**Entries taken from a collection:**
○ ○ ○

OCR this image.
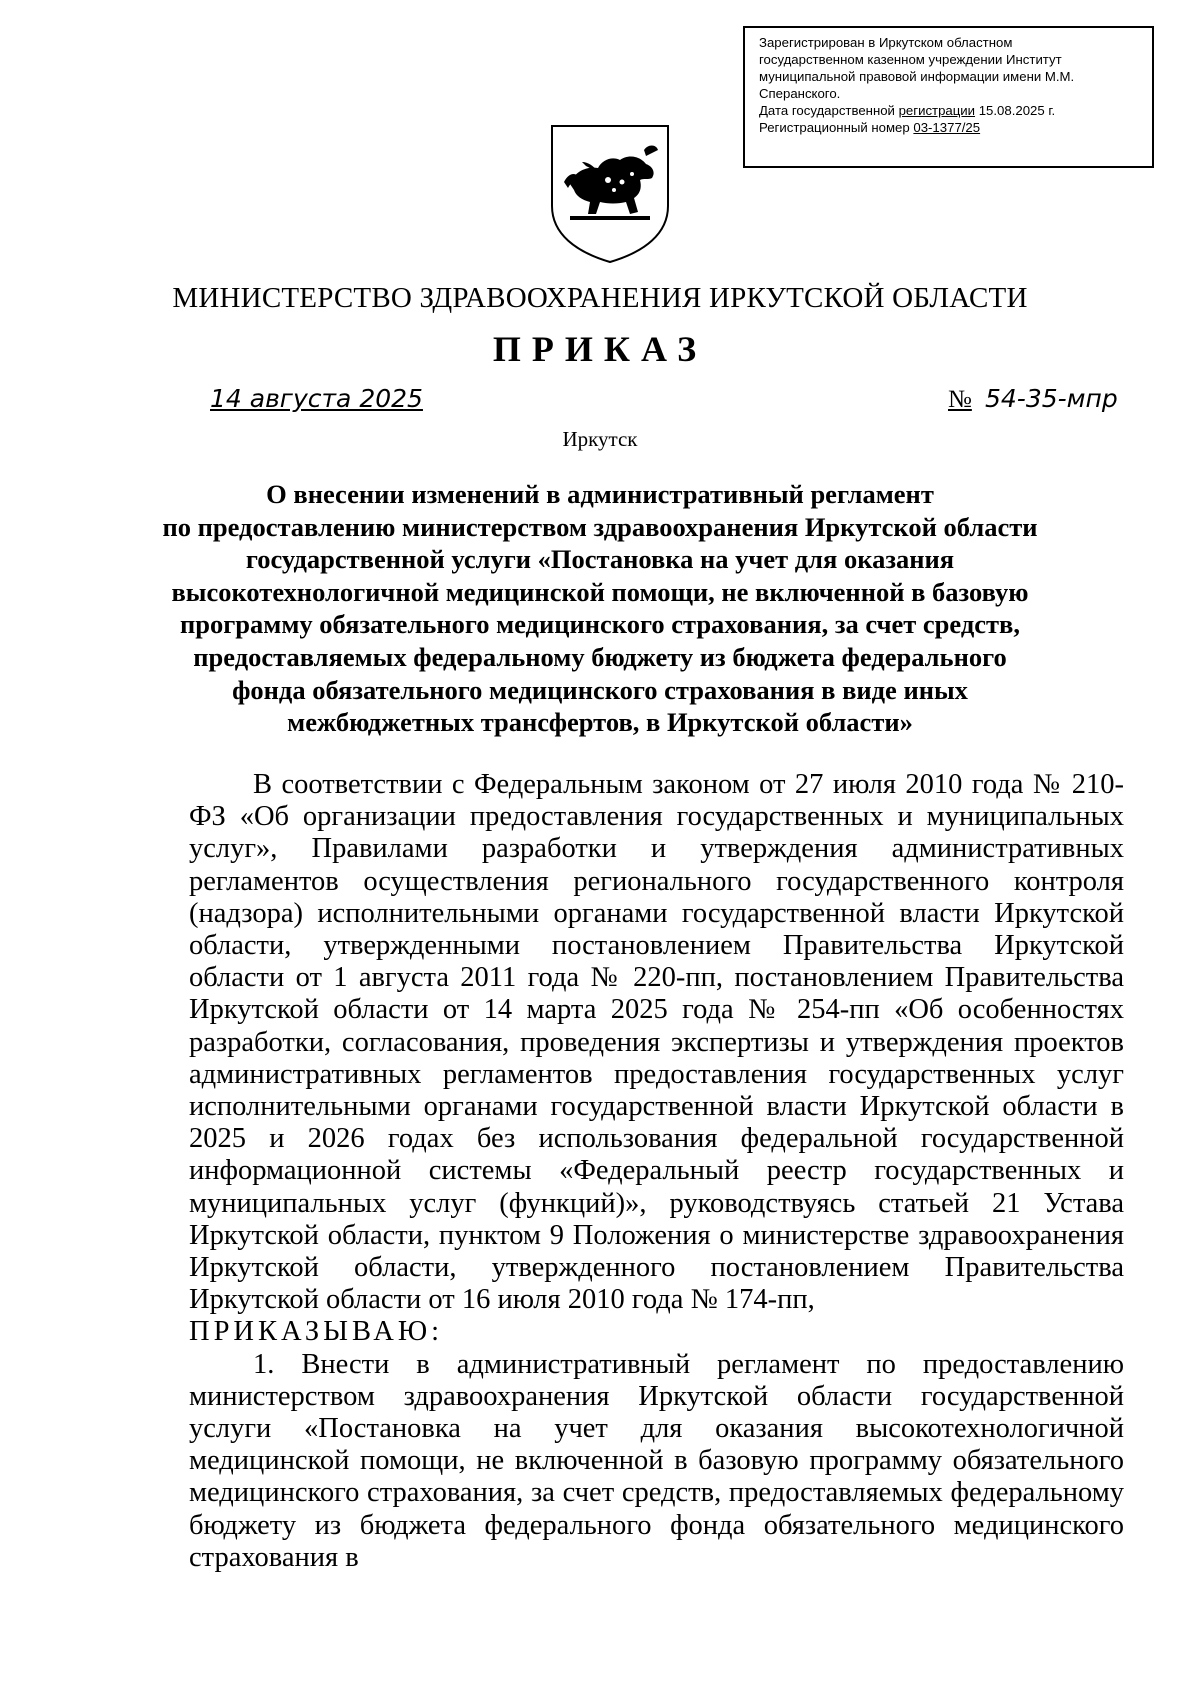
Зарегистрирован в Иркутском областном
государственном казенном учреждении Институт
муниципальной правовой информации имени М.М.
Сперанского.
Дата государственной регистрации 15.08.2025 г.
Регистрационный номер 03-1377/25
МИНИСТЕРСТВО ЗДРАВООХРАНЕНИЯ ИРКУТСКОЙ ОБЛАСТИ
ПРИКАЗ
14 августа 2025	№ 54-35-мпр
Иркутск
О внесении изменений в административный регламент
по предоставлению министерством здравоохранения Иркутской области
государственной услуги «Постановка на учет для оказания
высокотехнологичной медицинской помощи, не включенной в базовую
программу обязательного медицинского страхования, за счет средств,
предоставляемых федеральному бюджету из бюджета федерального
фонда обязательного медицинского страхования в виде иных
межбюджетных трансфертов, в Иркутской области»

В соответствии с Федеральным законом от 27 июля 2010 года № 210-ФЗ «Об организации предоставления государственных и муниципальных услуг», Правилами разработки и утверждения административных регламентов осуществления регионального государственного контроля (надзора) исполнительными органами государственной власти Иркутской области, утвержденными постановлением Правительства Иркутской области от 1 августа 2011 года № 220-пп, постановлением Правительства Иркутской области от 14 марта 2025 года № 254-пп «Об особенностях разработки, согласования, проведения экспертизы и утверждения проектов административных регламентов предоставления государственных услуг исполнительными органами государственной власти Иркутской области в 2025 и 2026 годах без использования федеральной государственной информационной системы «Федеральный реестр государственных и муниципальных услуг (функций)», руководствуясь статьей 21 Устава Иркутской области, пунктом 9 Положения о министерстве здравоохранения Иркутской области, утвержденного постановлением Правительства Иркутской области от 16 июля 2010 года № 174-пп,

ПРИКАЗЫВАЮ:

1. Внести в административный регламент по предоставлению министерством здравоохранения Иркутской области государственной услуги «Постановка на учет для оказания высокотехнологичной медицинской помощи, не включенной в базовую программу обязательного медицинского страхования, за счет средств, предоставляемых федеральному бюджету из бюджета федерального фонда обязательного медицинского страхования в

○ ○ ○

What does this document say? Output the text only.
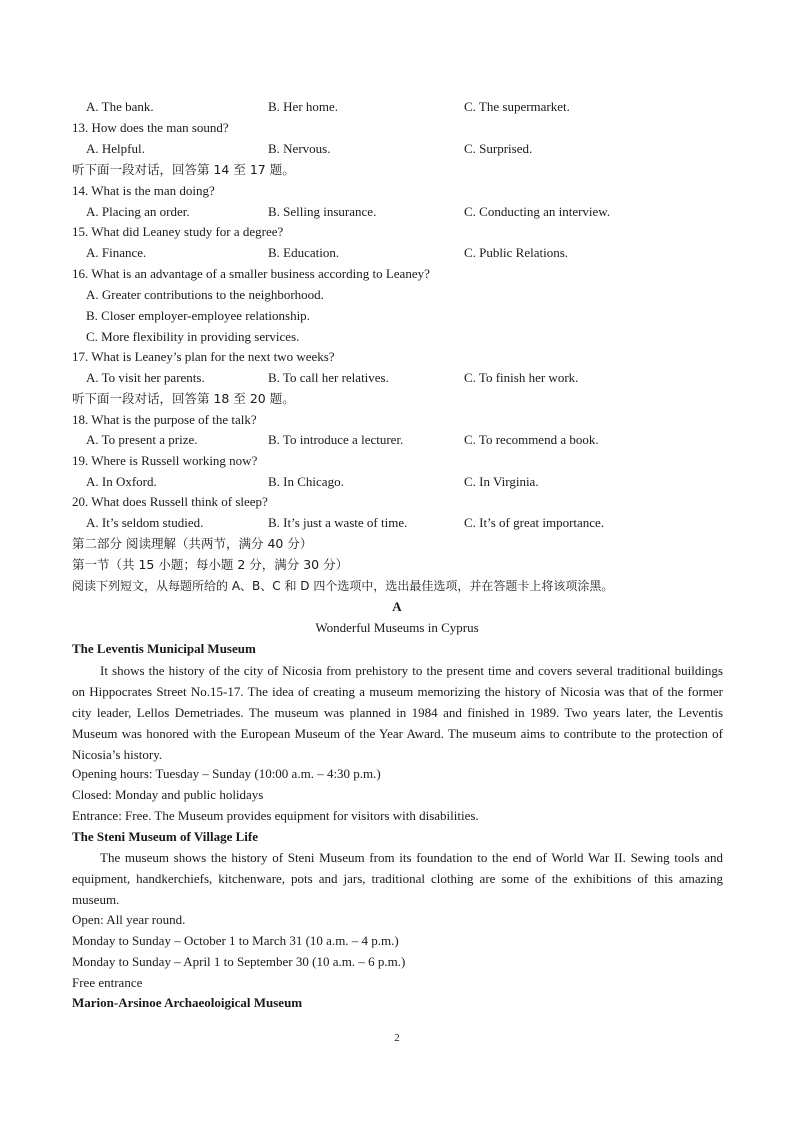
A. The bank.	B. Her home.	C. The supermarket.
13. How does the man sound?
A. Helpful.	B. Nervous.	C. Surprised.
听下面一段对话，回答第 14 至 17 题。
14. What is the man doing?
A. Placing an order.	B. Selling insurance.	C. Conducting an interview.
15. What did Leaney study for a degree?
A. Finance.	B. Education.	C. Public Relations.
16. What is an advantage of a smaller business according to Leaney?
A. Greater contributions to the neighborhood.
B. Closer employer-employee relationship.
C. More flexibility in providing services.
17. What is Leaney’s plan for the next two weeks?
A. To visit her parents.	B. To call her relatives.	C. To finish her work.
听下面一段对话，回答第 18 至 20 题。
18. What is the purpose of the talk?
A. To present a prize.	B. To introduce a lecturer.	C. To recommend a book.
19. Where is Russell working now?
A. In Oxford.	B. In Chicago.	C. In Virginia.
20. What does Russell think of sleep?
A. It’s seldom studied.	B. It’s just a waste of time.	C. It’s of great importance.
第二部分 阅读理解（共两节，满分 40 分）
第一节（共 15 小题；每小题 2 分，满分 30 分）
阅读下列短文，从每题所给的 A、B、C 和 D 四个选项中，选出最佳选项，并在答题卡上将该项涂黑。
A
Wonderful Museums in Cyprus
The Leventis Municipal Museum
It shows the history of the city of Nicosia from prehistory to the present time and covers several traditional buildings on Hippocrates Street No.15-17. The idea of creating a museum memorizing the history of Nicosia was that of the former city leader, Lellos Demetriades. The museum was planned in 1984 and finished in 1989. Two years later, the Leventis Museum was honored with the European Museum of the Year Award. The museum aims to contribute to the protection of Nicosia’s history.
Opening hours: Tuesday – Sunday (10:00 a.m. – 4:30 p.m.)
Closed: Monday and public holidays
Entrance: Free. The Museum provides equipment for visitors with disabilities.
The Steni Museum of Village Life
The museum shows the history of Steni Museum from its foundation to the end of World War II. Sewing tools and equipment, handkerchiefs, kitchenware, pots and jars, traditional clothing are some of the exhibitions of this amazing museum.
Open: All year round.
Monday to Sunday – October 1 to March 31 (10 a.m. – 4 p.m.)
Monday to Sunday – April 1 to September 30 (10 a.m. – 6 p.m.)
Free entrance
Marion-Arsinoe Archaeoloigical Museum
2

○ ○ ○

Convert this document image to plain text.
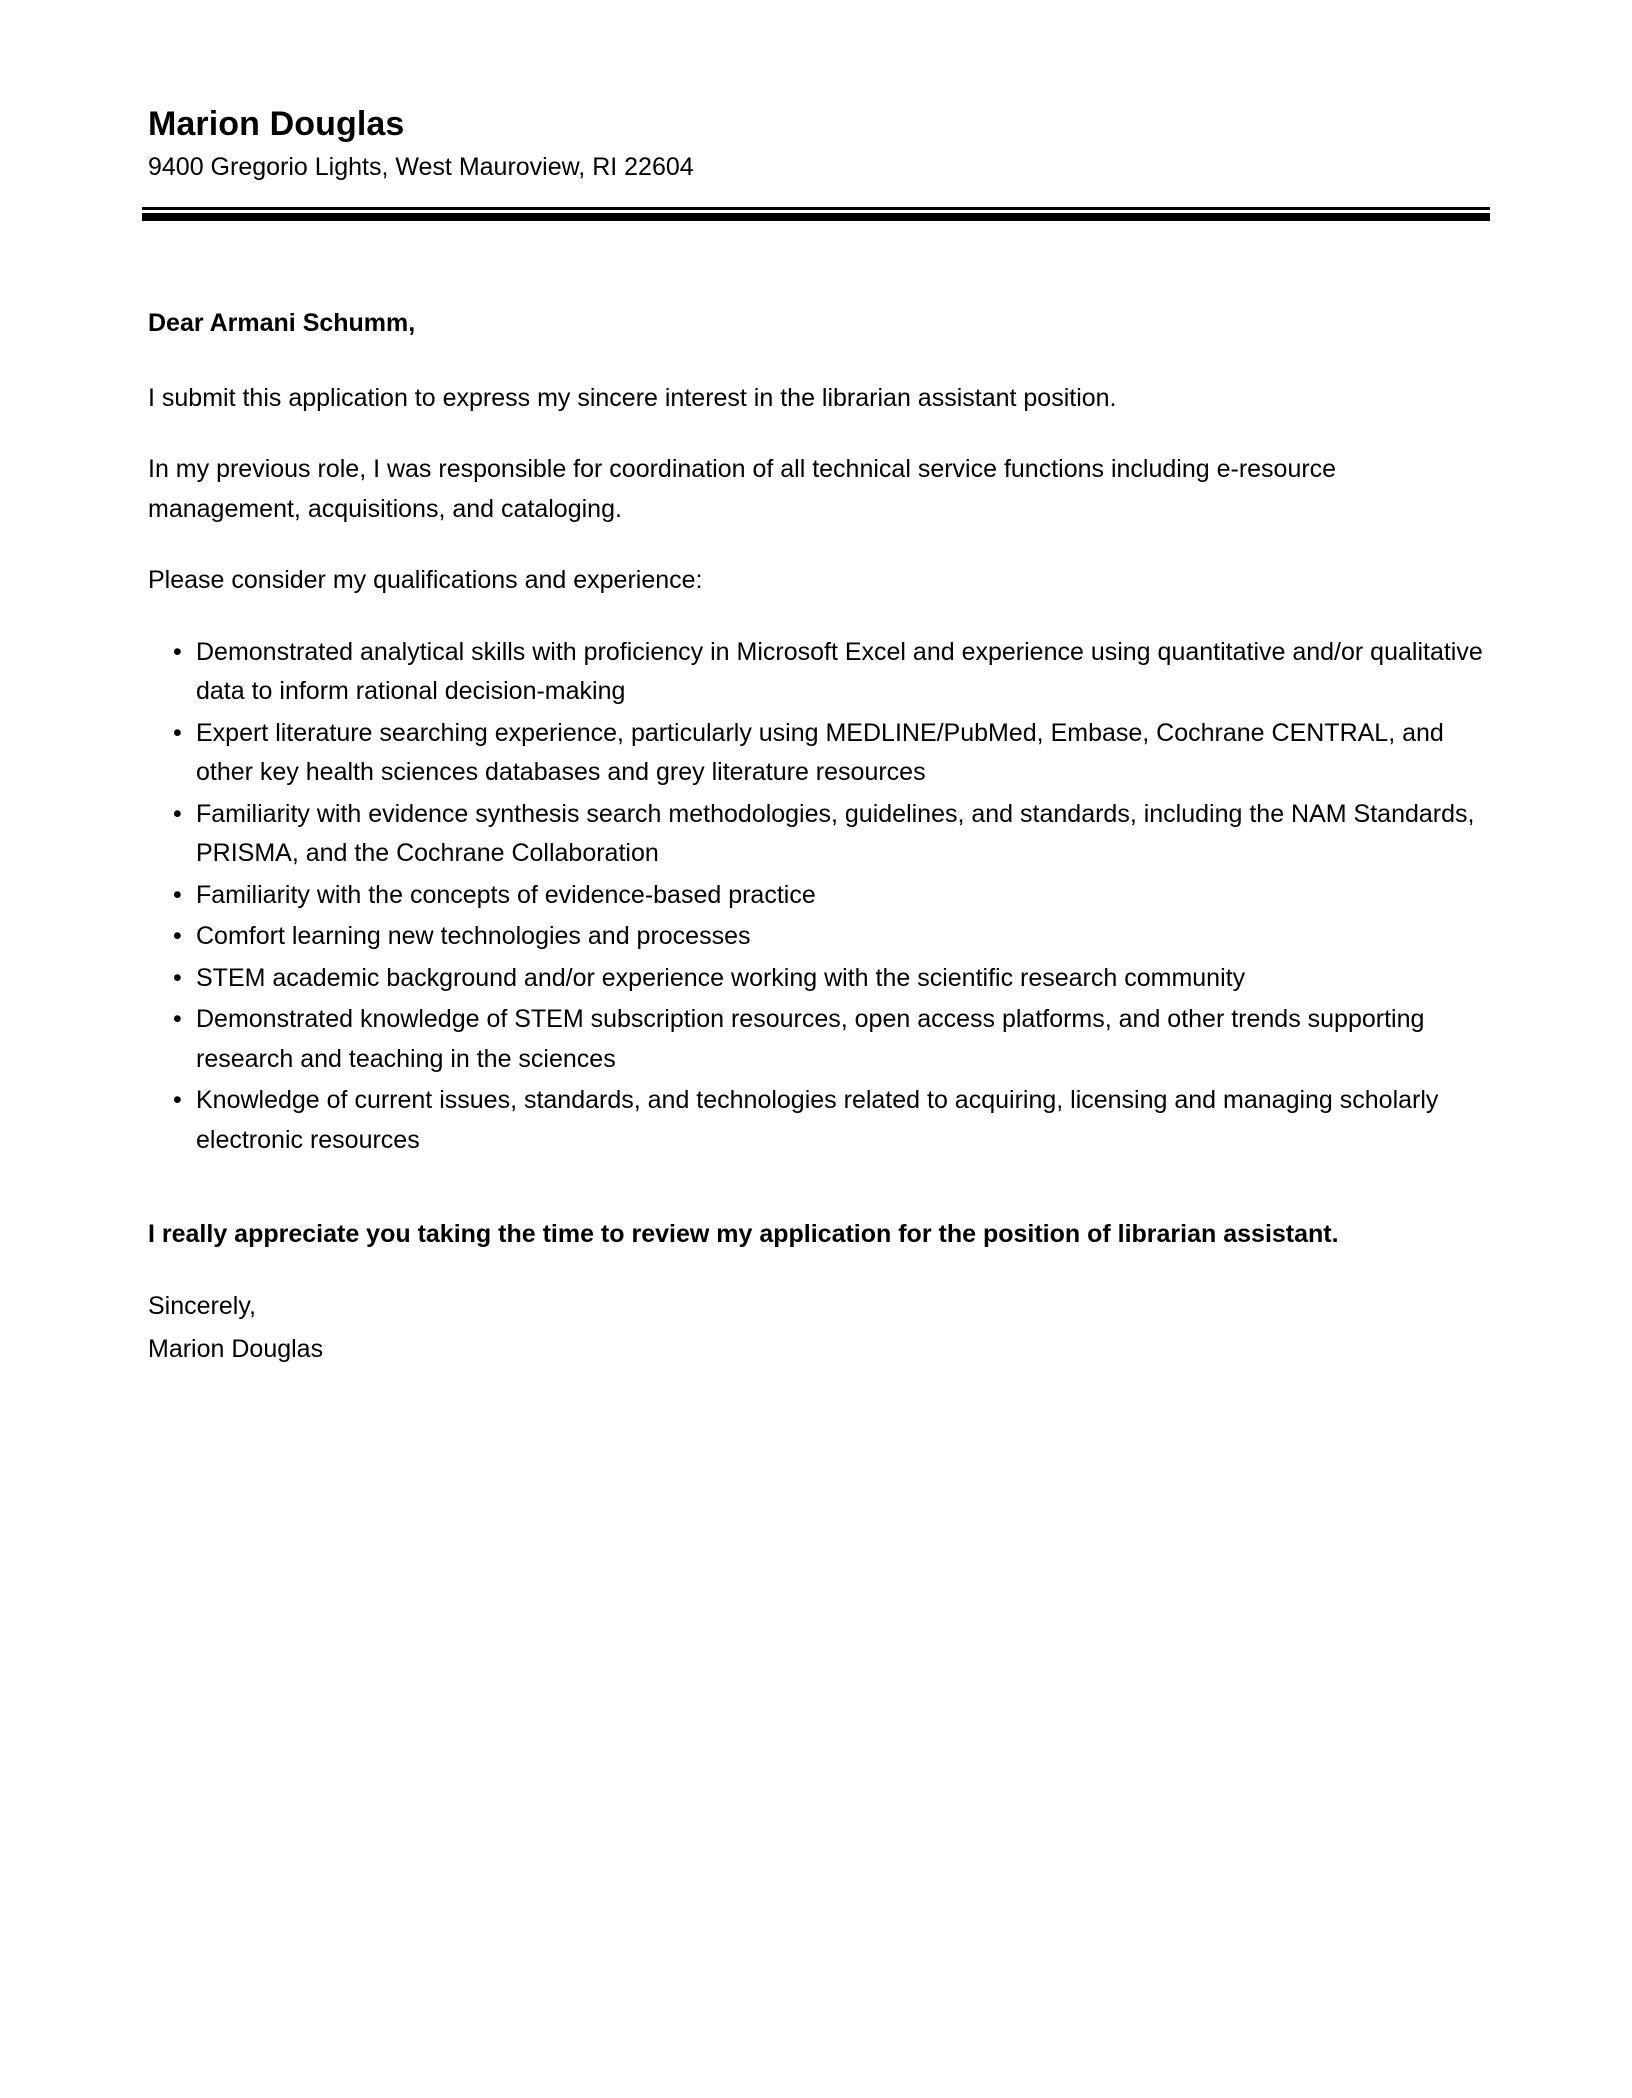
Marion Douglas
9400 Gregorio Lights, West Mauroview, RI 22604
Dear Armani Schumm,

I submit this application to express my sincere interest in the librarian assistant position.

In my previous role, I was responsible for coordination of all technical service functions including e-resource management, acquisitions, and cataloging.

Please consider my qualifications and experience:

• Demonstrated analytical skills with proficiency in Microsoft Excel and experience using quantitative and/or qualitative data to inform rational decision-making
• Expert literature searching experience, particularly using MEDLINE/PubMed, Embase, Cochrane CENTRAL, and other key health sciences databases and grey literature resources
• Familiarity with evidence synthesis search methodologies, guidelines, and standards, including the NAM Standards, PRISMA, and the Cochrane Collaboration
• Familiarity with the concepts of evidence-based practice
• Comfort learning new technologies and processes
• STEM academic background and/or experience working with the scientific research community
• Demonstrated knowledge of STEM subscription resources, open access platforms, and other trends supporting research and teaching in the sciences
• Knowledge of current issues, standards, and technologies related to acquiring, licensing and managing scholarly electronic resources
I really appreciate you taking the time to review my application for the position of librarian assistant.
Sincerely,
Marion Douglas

○ ○ ○

**What you should do:** Scan the lines for the string "equipment". Copy out each line that matches.

**Output:**
Entrance: Free. The Museum provides equipment for visitors with disabilities.
The museum shows the history of Steni Museum from its foundation to the end of World War II. Sewing tools and equipment, handkerchiefs, kitchenware, pots and jars, traditional clothing are some of the exhibitions of this amazing museum.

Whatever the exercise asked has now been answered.